→ INSTRUCTIONS FOR THE TASK
Using the listing below, please gather every line containing the word "effect".

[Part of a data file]
------------------------------

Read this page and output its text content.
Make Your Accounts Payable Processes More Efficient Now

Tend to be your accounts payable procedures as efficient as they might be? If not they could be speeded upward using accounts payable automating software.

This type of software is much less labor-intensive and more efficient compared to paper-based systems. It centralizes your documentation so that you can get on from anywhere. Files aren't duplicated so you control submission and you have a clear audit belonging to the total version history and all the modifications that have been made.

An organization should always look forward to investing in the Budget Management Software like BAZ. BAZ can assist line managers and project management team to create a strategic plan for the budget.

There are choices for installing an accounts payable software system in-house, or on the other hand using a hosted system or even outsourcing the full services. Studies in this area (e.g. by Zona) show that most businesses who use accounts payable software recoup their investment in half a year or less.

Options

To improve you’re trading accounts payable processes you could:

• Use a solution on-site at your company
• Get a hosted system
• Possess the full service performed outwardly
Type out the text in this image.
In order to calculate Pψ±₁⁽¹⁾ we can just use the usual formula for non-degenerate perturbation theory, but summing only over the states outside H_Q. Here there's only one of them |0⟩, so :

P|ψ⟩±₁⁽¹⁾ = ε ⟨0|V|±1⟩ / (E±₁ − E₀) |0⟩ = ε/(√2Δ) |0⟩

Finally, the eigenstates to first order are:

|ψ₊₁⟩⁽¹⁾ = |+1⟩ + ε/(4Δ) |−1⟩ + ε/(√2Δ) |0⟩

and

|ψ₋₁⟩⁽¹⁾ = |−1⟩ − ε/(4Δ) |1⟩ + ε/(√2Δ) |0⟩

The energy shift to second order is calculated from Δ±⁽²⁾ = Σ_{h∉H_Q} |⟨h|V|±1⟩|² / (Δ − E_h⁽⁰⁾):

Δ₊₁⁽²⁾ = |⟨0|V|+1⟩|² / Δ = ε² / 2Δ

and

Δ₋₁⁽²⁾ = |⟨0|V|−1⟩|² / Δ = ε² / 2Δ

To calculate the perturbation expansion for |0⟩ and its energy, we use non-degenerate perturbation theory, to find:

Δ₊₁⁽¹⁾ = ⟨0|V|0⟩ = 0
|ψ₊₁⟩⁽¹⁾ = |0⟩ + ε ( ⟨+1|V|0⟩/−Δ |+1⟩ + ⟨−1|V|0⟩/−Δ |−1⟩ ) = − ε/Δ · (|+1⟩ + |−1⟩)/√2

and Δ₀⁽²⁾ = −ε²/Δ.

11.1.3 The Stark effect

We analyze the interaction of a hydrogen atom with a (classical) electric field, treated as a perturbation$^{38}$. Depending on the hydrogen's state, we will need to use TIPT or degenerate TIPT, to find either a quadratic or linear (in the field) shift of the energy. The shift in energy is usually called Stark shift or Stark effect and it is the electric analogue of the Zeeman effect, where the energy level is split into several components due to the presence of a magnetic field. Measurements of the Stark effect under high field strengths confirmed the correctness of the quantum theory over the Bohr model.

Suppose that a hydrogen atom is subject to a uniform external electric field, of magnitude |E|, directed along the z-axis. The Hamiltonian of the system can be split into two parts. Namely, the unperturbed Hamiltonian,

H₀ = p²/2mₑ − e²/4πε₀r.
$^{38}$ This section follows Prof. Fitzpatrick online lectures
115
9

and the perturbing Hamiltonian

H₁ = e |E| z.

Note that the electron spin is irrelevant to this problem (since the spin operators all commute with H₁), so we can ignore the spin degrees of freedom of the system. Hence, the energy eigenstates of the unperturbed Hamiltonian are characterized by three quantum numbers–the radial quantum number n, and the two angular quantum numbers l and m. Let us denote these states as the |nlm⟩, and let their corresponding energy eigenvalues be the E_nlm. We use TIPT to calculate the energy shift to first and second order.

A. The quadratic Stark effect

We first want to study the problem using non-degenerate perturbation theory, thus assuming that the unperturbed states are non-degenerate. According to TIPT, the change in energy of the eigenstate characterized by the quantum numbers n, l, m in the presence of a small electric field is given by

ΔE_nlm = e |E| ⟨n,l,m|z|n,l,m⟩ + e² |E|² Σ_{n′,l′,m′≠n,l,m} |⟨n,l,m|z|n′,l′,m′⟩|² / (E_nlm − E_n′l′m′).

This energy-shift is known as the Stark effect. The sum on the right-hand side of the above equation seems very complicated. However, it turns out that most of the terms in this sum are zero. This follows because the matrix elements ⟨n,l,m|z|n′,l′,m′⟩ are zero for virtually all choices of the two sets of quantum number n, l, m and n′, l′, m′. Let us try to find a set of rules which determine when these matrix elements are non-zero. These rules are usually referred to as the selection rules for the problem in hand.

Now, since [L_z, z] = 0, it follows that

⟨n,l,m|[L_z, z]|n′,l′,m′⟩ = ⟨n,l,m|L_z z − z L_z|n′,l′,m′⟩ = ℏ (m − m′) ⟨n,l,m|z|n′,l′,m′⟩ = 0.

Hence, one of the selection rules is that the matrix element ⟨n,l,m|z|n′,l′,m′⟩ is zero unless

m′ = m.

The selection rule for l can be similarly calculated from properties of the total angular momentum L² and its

------------------------------

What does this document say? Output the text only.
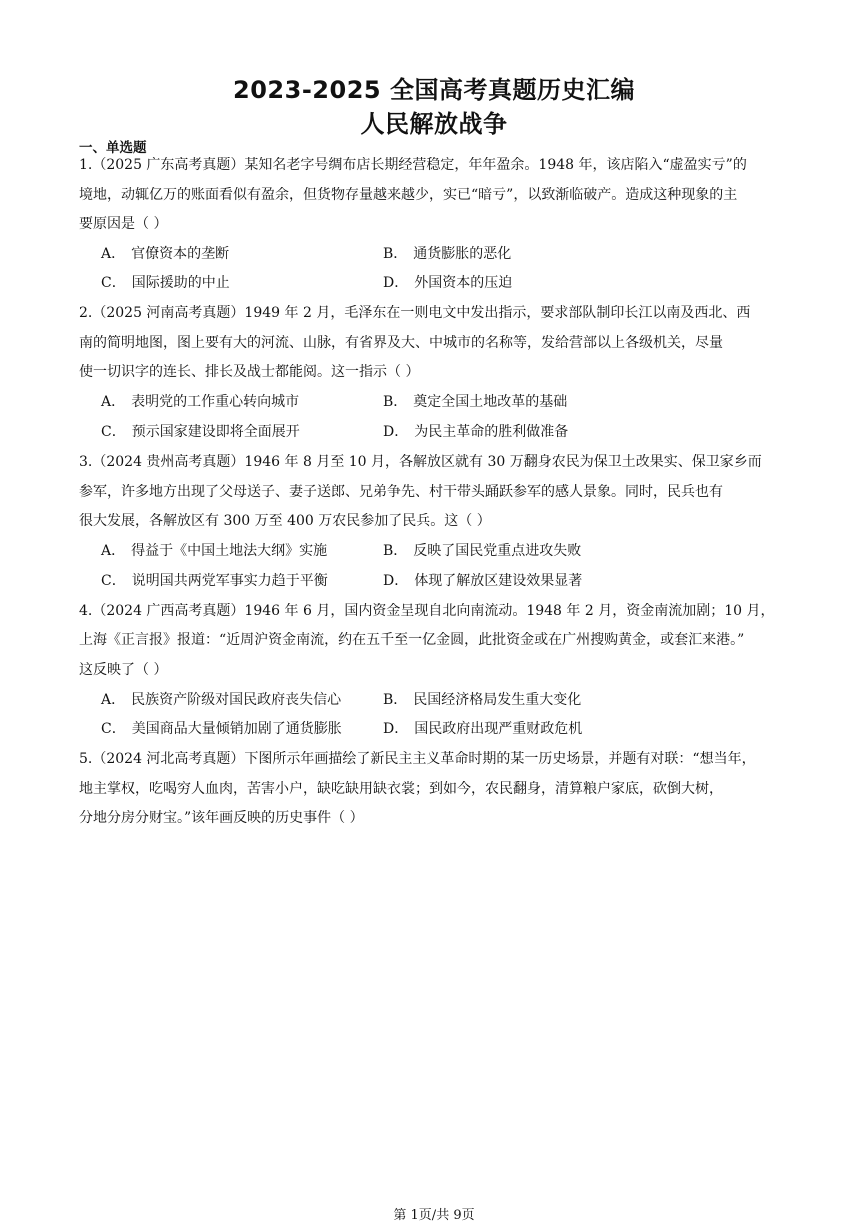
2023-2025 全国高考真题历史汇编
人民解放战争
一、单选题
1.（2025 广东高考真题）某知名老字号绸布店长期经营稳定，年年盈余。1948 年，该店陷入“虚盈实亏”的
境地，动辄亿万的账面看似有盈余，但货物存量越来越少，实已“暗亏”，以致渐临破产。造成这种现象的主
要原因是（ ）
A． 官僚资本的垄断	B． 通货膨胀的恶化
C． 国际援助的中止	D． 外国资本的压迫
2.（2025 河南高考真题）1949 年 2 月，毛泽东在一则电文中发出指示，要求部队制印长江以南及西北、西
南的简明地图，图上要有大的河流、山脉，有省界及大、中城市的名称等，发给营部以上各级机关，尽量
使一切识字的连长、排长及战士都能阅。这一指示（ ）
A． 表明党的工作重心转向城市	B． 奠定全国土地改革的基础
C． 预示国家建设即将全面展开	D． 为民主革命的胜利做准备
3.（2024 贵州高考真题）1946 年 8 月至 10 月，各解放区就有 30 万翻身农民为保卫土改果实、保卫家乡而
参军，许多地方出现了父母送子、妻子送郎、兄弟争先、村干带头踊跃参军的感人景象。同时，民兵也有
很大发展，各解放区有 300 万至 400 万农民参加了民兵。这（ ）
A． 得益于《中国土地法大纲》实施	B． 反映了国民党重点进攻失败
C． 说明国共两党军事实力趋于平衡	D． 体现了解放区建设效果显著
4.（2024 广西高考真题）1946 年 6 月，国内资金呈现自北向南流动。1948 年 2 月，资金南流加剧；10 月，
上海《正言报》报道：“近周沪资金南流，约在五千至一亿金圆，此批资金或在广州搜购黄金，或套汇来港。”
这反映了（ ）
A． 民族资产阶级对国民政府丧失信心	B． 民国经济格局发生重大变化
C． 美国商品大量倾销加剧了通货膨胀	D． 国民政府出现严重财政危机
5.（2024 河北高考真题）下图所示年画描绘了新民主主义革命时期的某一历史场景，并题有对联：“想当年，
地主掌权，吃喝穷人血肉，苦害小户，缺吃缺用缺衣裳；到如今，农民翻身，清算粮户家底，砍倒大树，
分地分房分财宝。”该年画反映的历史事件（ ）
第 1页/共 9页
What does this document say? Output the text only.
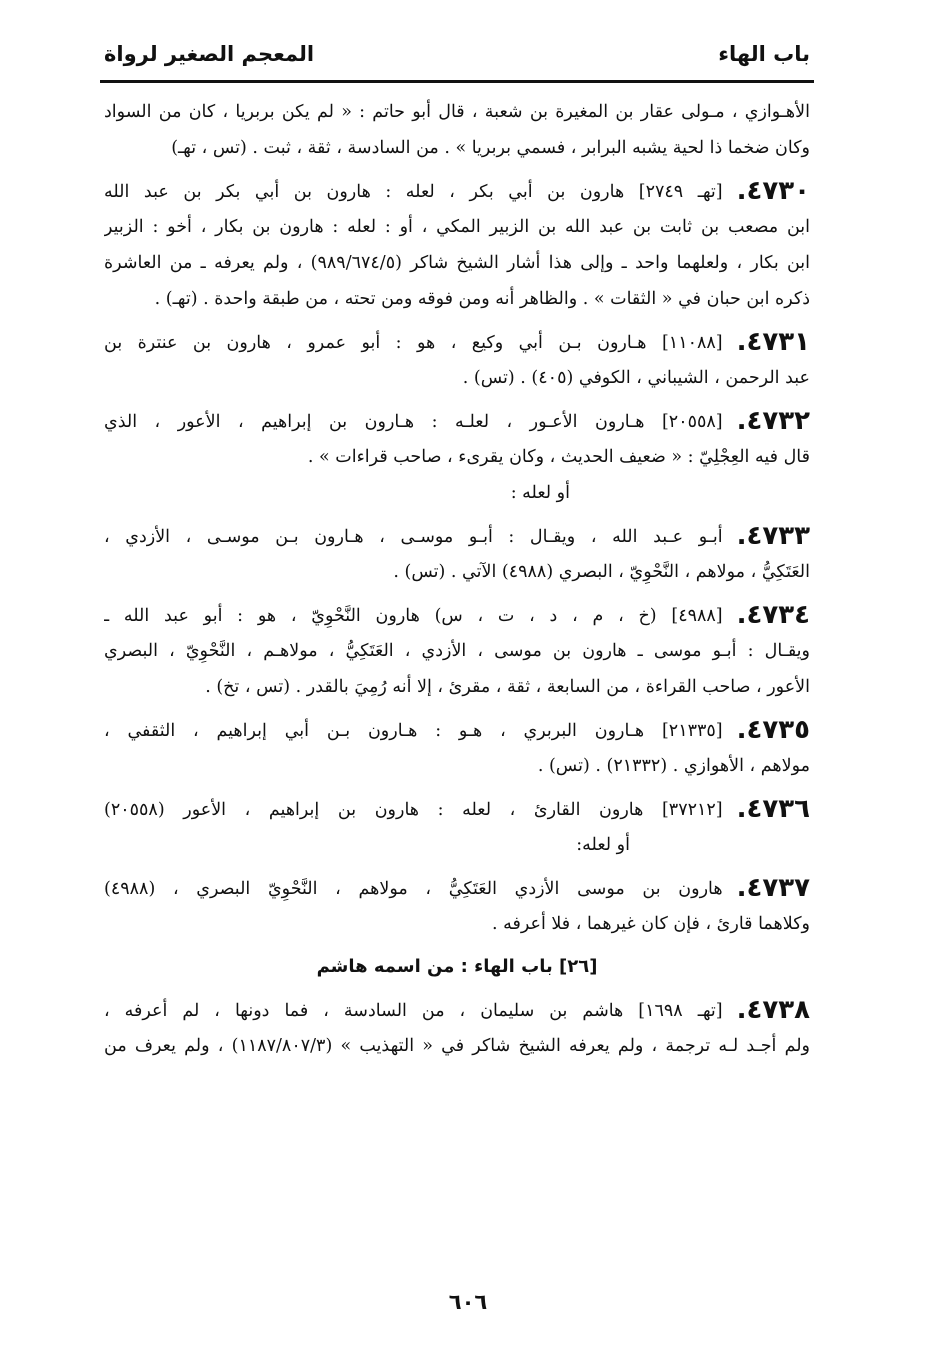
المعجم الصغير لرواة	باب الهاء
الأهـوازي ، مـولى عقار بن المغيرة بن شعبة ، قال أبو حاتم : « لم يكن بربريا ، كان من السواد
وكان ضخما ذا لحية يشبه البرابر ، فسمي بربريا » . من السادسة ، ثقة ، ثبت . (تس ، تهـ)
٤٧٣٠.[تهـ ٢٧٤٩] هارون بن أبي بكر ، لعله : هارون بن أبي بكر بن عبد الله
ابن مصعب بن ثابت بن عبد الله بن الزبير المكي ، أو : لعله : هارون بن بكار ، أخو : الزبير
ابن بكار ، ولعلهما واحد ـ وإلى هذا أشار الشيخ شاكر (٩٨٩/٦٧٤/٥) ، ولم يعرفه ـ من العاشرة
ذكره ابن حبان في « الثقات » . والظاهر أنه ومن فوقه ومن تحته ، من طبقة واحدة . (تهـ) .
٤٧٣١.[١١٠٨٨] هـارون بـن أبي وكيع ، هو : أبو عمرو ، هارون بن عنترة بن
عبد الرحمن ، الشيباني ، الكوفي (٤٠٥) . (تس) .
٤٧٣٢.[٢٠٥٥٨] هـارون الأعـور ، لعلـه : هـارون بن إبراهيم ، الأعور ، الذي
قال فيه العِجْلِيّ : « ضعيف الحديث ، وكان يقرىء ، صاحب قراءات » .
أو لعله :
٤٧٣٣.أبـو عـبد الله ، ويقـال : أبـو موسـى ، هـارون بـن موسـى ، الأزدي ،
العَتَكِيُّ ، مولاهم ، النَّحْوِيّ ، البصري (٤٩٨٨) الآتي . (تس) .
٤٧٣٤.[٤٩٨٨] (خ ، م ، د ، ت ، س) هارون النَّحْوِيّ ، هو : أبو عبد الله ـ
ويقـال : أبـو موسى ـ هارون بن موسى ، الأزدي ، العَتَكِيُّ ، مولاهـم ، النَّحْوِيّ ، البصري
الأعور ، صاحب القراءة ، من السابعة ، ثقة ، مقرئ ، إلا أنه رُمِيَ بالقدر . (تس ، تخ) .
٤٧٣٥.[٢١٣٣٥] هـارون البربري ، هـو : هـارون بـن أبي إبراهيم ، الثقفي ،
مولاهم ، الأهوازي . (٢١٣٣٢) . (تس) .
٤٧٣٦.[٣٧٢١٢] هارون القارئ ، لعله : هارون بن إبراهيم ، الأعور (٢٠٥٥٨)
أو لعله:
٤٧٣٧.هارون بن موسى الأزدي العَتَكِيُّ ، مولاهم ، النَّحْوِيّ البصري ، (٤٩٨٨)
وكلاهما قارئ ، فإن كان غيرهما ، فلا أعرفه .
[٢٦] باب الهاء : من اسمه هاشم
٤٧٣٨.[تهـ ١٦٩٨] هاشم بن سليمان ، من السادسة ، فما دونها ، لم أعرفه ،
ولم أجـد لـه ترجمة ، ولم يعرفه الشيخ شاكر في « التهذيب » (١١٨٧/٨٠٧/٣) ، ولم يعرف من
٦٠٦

------------------------------

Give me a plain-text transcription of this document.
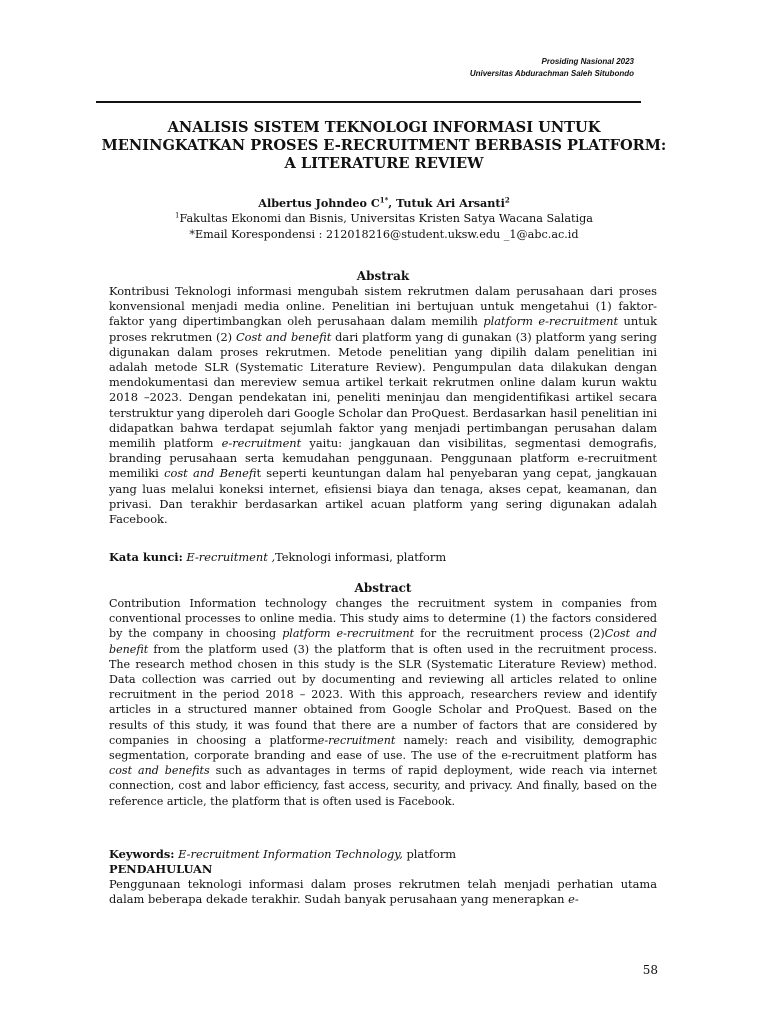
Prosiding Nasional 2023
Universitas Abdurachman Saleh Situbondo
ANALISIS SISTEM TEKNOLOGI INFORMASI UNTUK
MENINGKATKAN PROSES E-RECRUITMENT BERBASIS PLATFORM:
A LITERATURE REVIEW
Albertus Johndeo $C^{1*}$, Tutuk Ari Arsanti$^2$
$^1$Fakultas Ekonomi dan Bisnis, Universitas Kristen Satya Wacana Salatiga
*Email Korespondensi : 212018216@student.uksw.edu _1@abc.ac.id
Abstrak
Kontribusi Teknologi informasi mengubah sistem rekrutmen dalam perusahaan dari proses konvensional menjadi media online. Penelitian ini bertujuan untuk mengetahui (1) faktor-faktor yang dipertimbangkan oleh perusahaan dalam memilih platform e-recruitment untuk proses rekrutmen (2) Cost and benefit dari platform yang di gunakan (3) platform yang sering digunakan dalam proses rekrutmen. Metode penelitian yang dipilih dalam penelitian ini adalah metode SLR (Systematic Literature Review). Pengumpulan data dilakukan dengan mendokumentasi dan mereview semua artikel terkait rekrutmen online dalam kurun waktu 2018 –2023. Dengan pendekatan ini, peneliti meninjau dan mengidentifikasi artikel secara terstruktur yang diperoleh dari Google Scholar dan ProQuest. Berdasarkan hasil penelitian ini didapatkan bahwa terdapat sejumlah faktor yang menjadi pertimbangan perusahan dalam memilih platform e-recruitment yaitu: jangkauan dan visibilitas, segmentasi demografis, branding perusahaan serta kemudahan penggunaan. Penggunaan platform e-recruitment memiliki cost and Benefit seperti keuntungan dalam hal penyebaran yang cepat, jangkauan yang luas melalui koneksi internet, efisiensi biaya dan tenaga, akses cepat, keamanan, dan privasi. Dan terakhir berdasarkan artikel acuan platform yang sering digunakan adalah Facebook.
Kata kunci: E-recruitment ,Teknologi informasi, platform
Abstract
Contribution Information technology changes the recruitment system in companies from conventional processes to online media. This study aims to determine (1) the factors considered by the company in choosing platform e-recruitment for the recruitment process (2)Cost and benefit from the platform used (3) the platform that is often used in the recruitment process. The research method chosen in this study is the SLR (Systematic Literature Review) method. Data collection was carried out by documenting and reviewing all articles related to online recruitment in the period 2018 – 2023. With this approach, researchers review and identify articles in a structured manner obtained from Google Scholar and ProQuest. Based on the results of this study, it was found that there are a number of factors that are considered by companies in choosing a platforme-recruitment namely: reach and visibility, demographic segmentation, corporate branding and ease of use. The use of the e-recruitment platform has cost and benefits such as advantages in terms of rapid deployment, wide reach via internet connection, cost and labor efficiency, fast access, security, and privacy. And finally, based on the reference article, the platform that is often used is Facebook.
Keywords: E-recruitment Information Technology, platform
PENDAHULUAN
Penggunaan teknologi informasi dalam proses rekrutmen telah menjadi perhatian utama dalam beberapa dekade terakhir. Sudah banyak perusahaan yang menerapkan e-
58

------------------------------

→ FULL OUTPUT
11.1.3 The Stark effect
We analyze the interaction of a hydrogen atom with a (classical) electric field, treated as a perturbation$^{38}$. Depending on the hydrogen's state, we will need to use TIPT or degenerate TIPT, to find either a quadratic or linear (in the field) shift of the energy. The shift in energy is usually called Stark shift or Stark effect and it is the electric analogue of the Zeeman effect, where the energy level is split into several components due to the presence of a magnetic field. Measurements of the Stark effect under high field strengths confirmed the correctness of the quantum theory over the Bohr model.
A. The quadratic Stark effect
This energy-shift is known as the Stark effect. The sum on the right-hand side of the above equation seems very complicated. However, it turns out that most of the terms in this sum are zero. This follows because the matrix elements ⟨n,l,m|z|n′,l′,m′⟩ are zero for virtually all choices of the two sets of quantum number n, l, m and n′, l′, m′. Let us try to find a set of rules which determine when these matrix elements are non-zero. These rules are usually referred to as the selection rules for the problem in hand.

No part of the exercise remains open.